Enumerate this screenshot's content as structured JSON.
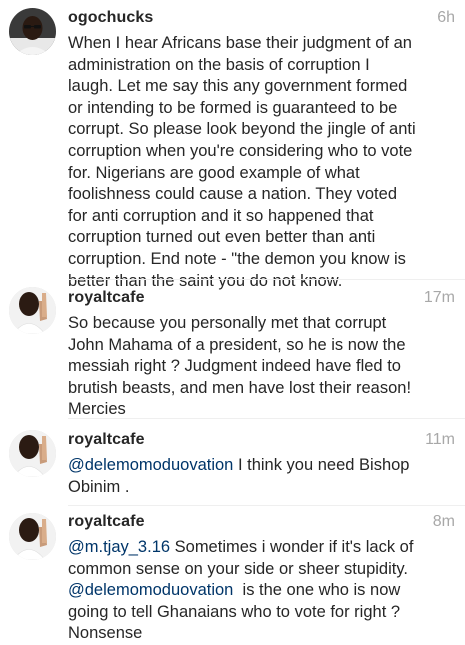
{
  "comments": [
    {
      "username": "ogochucks",
      "time": "6h",
      "avatar_icon": "profile-photo-man-with-glasses",
      "lines": [
        [
          "When I hear Africans base their judgment of an"
        ],
        [
          "administration on the basis of corruption I"
        ],
        [
          "laugh. Let me say this any government formed"
        ],
        [
          "or intending to be formed is guaranteed to be"
        ],
        [
          "corrupt. So please look beyond the jingle of anti"
        ],
        [
          "corruption when you're considering who to vote"
        ],
        [
          "for. Nigerians are good example of what"
        ],
        [
          "foolishness could cause a nation. They voted"
        ],
        [
          "for anti corruption and it so happened that"
        ],
        [
          "corruption turned out even better than anti"
        ],
        [
          "corruption. End note - \"the demon you know is"
        ],
        [
          "better than the saint you do not know."
        ]
      ]
    },
    {
      "username": "royaltcafe",
      "time": "17m",
      "avatar_icon": "profile-photo-praying-hands",
      "lines": [
        [
          "So because you personally met that corrupt"
        ],
        [
          "John Mahama of a president, so he is now the"
        ],
        [
          "messiah right ? Judgment indeed have fled to"
        ],
        [
          "brutish beasts, and men have lost their reason!"
        ],
        [
          "Mercies"
        ]
      ]
    },
    {
      "username": "royaltcafe",
      "time": "11m",
      "avatar_icon": "profile-photo-praying-hands",
      "mention": "@delemomoduovation",
      "lines_rest": [
        " I think you need Bishop",
        "Obinim ."
      ]
    },
    {
      "username": "royaltcafe",
      "time": "8m",
      "avatar_icon": "profile-photo-praying-hands",
      "mention1": "@m.tjay_3.16",
      "line1_rest": " Sometimes i wonder if it's lack of",
      "line2": "common sense on your side or sheer stupidity.",
      "mention2": "@delemomoduovation",
      "line3_rest": "  is the one who is now",
      "line4": "going to tell Ghanaians who to vote for right ?",
      "line5": "Nonsense"
    }
  ]
}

> **What you need to do**:
Your job is to transcribe the entries above exactly; skip the pictures.

> **Response below**:
Enumerate this screenshot's content as structured JSON.
{
  "comments": [
    {
      "username": "ogochucks",
      "time": "6h",
      "avatar_icon": "profile-photo-man-with-glasses",
      "lines": [
        [
          "When I hear Africans base their judgment of an"
        ],
        [
          "administration on the basis of corruption I"
        ],
        [
          "laugh. Let me say this any government formed"
        ],
        [
          "or intending to be formed is guaranteed to be"
        ],
        [
          "corrupt. So please look beyond the jingle of anti"
        ],
        [
          "corruption when you're considering who to vote"
        ],
        [
          "for. Nigerians are good example of what"
        ],
        [
          "foolishness could cause a nation. They voted"
        ],
        [
          "for anti corruption and it so happened that"
        ],
        [
          "corruption turned out even better than anti"
        ],
        [
          "corruption. End note - \"the demon you know is"
        ],
        [
          "better than the saint you do not know."
        ]
      ]
    },
    {
      "username": "royaltcafe",
      "time": "17m",
      "avatar_icon": "profile-photo-praying-hands",
      "lines": [
        [
          "So because you personally met that corrupt"
        ],
        [
          "John Mahama of a president, so he is now the"
        ],
        [
          "messiah right ? Judgment indeed have fled to"
        ],
        [
          "brutish beasts, and men have lost their reason!"
        ],
        [
          "Mercies"
        ]
      ]
    },
    {
      "username": "royaltcafe",
      "time": "11m",
      "avatar_icon": "profile-photo-praying-hands",
      "mention": "@delemomoduovation",
      "lines_rest": [
        " I think you need Bishop",
        "Obinim ."
      ]
    },
    {
      "username": "royaltcafe",
      "time": "8m",
      "avatar_icon": "profile-photo-praying-hands",
      "mention1": "@m.tjay_3.16",
      "line1_rest": " Sometimes i wonder if it's lack of",
      "line2": "common sense on your side or sheer stupidity.",
      "mention2": "@delemomoduovation",
      "line3_rest": "  is the one who is now",
      "line4": "going to tell Ghanaians who to vote for right ?",
      "line5": "Nonsense"
    }
  ]
}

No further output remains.